WHAT THE TASK ASKS:
Type out every line below exactly as it reads.
──────────
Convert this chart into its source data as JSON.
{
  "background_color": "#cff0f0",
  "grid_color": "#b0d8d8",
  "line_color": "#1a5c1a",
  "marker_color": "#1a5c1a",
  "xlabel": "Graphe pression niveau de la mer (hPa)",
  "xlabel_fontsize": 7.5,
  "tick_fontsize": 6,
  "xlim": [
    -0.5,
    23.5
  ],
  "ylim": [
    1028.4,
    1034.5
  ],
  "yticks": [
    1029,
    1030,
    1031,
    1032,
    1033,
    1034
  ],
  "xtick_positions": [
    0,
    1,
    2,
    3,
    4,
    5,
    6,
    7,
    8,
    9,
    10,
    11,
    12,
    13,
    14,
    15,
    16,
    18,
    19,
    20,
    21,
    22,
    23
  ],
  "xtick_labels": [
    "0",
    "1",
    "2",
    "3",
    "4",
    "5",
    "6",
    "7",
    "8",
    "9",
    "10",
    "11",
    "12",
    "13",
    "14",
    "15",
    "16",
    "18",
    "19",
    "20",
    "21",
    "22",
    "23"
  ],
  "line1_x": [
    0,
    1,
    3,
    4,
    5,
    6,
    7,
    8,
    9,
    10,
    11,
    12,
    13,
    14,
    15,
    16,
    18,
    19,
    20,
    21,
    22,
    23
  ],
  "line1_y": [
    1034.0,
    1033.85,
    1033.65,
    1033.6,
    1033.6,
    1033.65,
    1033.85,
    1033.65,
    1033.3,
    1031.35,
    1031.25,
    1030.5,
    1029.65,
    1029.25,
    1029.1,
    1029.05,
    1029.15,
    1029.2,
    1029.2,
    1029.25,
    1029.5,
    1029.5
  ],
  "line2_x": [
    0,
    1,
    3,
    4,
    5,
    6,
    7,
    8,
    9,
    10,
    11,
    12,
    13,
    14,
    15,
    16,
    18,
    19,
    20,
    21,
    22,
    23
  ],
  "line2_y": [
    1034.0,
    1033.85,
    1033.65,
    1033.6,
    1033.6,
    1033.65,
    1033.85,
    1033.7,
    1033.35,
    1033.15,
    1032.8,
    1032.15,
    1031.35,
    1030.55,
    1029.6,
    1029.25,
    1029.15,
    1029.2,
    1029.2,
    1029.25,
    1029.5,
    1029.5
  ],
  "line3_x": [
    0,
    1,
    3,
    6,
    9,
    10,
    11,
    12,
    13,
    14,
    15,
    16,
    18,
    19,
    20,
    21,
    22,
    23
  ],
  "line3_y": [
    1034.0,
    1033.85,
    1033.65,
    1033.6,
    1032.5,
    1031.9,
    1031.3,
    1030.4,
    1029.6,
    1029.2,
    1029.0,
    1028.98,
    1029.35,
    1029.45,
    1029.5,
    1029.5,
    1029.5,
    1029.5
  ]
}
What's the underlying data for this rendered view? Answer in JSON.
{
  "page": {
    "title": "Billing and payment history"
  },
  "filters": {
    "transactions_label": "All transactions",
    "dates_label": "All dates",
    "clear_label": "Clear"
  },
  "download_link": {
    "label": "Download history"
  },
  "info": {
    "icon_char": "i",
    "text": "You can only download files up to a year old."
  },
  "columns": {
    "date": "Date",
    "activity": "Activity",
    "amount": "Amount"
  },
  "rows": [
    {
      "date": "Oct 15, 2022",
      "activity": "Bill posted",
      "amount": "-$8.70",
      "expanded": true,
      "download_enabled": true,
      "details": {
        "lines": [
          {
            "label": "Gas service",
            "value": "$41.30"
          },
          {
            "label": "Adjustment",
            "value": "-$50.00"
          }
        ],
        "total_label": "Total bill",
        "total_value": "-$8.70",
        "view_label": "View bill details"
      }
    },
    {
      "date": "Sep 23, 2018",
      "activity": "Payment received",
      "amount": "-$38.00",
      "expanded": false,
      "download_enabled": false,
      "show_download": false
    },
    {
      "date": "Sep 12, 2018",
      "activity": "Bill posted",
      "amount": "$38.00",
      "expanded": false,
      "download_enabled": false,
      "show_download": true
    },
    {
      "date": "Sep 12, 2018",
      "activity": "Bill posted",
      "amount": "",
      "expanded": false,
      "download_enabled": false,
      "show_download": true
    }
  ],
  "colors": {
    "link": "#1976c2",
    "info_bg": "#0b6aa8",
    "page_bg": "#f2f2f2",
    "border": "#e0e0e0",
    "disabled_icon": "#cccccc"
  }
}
──────────
SOLUTION TO THIS TASK:
Convert this chart into its source data as JSON.
{
  "background_color": "#cff0f0",
  "grid_color": "#b0d8d8",
  "line_color": "#1a5c1a",
  "marker_color": "#1a5c1a",
  "xlabel": "Graphe pression niveau de la mer (hPa)",
  "xlabel_fontsize": 7.5,
  "tick_fontsize": 6,
  "xlim": [
    -0.5,
    23.5
  ],
  "ylim": [
    1028.4,
    1034.5
  ],
  "yticks": [
    1029,
    1030,
    1031,
    1032,
    1033,
    1034
  ],
  "xtick_positions": [
    0,
    1,
    2,
    3,
    4,
    5,
    6,
    7,
    8,
    9,
    10,
    11,
    12,
    13,
    14,
    15,
    16,
    18,
    19,
    20,
    21,
    22,
    23
  ],
  "xtick_labels": [
    "0",
    "1",
    "2",
    "3",
    "4",
    "5",
    "6",
    "7",
    "8",
    "9",
    "10",
    "11",
    "12",
    "13",
    "14",
    "15",
    "16",
    "18",
    "19",
    "20",
    "21",
    "22",
    "23"
  ],
  "line1_x": [
    0,
    1,
    3,
    4,
    5,
    6,
    7,
    8,
    9,
    10,
    11,
    12,
    13,
    14,
    15,
    16,
    18,
    19,
    20,
    21,
    22,
    23
  ],
  "line1_y": [
    1034.0,
    1033.85,
    1033.65,
    1033.6,
    1033.6,
    1033.65,
    1033.85,
    1033.65,
    1033.3,
    1031.35,
    1031.25,
    1030.5,
    1029.65,
    1029.25,
    1029.1,
    1029.05,
    1029.15,
    1029.2,
    1029.2,
    1029.25,
    1029.5,
    1029.5
  ],
  "line2_x": [
    0,
    1,
    3,
    4,
    5,
    6,
    7,
    8,
    9,
    10,
    11,
    12,
    13,
    14,
    15,
    16,
    18,
    19,
    20,
    21,
    22,
    23
  ],
  "line2_y": [
    1034.0,
    1033.85,
    1033.65,
    1033.6,
    1033.6,
    1033.65,
    1033.85,
    1033.7,
    1033.35,
    1033.15,
    1032.8,
    1032.15,
    1031.35,
    1030.55,
    1029.6,
    1029.25,
    1029.15,
    1029.2,
    1029.2,
    1029.25,
    1029.5,
    1029.5
  ],
  "line3_x": [
    0,
    1,
    3,
    6,
    9,
    10,
    11,
    12,
    13,
    14,
    15,
    16,
    18,
    19,
    20,
    21,
    22,
    23
  ],
  "line3_y": [
    1034.0,
    1033.85,
    1033.65,
    1033.6,
    1032.5,
    1031.9,
    1031.3,
    1030.4,
    1029.6,
    1029.2,
    1029.0,
    1028.98,
    1029.35,
    1029.45,
    1029.5,
    1029.5,
    1029.5,
    1029.5
  ]
}
What's the underlying data for this rendered view? Answer in JSON.
{
  "page": {
    "title": "Billing and payment history"
  },
  "filters": {
    "transactions_label": "All transactions",
    "dates_label": "All dates",
    "clear_label": "Clear"
  },
  "download_link": {
    "label": "Download history"
  },
  "info": {
    "icon_char": "i",
    "text": "You can only download files up to a year old."
  },
  "columns": {
    "date": "Date",
    "activity": "Activity",
    "amount": "Amount"
  },
  "rows": [
    {
      "date": "Oct 15, 2022",
      "activity": "Bill posted",
      "amount": "-$8.70",
      "expanded": true,
      "download_enabled": true,
      "details": {
        "lines": [
          {
            "label": "Gas service",
            "value": "$41.30"
          },
          {
            "label": "Adjustment",
            "value": "-$50.00"
          }
        ],
        "total_label": "Total bill",
        "total_value": "-$8.70",
        "view_label": "View bill details"
      }
    },
    {
      "date": "Sep 23, 2018",
      "activity": "Payment received",
      "amount": "-$38.00",
      "expanded": false,
      "download_enabled": false,
      "show_download": false
    },
    {
      "date": "Sep 12, 2018",
      "activity": "Bill posted",
      "amount": "$38.00",
      "expanded": false,
      "download_enabled": false,
      "show_download": true
    },
    {
      "date": "Sep 12, 2018",
      "activity": "Bill posted",
      "amount": "",
      "expanded": false,
      "download_enabled": false,
      "show_download": true
    }
  ],
  "colors": {
    "link": "#1976c2",
    "info_bg": "#0b6aa8",
    "page_bg": "#f2f2f2",
    "border": "#e0e0e0",
    "disabled_icon": "#cccccc"
  }
}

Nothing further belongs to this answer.